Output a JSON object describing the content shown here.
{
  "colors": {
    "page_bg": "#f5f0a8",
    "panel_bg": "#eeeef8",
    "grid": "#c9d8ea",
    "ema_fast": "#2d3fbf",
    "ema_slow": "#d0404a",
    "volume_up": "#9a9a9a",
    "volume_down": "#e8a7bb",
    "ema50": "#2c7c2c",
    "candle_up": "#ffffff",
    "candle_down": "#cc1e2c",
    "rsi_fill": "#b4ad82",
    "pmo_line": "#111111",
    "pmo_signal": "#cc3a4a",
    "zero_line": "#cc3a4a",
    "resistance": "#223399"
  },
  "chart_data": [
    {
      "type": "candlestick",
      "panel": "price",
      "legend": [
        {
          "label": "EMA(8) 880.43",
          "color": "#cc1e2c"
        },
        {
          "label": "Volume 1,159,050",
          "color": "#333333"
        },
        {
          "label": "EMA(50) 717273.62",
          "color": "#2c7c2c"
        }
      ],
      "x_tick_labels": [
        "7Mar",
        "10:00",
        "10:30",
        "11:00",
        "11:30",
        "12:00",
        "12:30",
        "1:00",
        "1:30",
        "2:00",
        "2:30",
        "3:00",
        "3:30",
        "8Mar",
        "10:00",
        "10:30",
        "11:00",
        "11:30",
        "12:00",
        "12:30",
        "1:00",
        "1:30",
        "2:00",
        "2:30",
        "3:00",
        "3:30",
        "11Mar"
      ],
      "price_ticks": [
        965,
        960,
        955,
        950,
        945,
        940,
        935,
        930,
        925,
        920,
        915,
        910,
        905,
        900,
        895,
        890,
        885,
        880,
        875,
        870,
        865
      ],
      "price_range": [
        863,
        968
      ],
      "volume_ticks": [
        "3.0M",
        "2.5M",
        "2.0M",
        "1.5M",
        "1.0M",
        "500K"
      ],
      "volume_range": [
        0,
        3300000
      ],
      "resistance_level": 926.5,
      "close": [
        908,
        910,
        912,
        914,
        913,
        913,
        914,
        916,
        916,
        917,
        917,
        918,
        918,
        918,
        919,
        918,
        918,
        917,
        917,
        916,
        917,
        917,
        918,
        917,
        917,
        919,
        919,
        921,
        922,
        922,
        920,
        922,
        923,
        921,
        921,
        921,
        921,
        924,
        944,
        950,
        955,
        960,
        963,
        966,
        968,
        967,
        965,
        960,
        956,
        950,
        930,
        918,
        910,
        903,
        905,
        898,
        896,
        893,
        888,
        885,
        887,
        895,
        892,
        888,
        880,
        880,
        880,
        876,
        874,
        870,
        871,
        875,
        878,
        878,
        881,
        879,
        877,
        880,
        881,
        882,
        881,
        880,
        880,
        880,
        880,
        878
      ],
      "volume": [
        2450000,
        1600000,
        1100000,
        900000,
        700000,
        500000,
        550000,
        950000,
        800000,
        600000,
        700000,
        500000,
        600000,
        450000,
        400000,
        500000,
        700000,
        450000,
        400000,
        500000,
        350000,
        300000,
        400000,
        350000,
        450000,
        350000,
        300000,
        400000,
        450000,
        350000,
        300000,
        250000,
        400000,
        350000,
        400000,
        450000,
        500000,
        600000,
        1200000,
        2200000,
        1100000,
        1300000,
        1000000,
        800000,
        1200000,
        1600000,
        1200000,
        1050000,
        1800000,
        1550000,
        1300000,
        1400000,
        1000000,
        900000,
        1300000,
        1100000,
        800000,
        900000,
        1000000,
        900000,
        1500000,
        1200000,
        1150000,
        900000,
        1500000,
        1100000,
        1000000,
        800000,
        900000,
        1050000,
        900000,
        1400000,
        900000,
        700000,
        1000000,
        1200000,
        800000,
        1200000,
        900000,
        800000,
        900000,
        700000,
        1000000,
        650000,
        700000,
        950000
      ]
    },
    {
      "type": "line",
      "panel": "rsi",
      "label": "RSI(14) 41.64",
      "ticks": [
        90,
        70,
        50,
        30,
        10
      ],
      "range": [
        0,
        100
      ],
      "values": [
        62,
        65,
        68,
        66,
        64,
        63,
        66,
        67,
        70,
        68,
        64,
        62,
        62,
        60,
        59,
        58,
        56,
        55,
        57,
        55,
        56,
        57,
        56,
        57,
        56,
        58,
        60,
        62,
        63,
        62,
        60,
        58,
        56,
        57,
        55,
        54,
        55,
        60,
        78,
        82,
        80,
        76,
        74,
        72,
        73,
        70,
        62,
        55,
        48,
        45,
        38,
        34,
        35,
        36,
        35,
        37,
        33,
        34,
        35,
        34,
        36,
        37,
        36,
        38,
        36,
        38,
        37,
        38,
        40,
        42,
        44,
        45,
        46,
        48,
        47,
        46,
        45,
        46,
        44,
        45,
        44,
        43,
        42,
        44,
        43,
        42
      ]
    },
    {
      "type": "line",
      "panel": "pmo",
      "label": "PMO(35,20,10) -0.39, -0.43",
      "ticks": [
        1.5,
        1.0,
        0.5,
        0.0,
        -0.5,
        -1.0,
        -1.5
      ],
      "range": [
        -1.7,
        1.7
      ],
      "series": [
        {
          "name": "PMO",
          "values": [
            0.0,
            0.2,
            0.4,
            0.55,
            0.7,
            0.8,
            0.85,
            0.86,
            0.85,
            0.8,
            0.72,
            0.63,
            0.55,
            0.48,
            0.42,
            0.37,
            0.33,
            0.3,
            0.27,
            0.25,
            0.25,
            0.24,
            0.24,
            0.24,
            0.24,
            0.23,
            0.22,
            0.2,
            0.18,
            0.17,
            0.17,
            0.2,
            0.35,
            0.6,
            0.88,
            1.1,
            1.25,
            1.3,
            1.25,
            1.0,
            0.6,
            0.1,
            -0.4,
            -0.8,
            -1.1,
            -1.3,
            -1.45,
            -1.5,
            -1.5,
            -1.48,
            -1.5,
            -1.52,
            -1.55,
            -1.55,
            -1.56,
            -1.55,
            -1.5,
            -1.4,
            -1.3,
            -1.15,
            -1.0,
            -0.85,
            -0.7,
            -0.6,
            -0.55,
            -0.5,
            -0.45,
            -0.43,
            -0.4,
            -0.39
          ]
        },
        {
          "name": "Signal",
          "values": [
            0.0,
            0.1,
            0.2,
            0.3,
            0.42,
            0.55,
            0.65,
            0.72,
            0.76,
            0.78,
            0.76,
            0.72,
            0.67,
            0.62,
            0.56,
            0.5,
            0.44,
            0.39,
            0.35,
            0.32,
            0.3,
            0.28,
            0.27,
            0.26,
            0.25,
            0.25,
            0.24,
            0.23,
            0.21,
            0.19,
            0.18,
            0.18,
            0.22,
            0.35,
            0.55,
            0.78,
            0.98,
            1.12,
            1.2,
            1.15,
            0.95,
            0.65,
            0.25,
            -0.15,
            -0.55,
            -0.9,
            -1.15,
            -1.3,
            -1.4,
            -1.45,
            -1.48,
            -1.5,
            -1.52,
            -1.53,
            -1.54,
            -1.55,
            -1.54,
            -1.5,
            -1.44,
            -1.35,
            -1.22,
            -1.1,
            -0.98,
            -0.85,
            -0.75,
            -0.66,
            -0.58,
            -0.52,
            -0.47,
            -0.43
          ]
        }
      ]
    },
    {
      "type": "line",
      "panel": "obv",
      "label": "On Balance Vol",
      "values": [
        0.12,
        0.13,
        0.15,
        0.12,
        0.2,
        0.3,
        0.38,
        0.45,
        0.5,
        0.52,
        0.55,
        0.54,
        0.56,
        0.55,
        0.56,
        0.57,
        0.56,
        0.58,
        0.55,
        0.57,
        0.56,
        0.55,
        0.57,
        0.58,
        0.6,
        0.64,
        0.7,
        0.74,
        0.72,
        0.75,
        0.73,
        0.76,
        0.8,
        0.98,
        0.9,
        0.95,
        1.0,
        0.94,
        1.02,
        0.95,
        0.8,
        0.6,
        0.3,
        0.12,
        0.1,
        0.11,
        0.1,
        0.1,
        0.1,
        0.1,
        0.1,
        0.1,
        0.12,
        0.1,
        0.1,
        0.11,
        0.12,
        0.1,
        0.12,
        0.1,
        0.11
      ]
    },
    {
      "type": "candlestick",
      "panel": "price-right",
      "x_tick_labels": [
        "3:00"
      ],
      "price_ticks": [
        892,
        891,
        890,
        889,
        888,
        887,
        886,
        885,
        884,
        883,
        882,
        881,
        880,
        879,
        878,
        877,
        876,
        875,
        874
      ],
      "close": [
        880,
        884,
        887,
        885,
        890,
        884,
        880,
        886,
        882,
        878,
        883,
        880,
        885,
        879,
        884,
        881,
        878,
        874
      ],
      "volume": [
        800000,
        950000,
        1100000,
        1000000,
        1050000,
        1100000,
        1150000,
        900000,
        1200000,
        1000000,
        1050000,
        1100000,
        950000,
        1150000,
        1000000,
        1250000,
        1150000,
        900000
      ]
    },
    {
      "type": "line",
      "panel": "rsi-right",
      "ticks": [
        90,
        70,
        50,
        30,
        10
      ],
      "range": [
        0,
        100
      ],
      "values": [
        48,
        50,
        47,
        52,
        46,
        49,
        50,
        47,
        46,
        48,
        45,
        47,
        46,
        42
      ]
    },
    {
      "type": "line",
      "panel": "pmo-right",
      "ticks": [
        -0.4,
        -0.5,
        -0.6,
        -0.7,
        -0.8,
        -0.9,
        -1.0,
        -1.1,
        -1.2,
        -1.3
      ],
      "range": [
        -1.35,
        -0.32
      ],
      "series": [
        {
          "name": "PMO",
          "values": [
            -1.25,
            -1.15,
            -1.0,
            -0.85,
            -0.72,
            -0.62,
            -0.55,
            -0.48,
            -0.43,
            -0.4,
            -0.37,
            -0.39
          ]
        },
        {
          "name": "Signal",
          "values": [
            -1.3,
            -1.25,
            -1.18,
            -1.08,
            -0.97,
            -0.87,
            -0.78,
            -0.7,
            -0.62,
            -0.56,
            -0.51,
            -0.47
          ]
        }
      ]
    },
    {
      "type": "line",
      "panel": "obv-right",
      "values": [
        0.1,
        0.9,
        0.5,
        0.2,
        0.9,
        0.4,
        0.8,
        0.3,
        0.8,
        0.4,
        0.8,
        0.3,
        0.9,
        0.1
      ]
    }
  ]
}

■ ■ ■ ■ ■ ■ ■

## Written exercise
Each line that contains the string "right" counts once; report how many such lines the entries have, giving only the number.

## Exercise output
4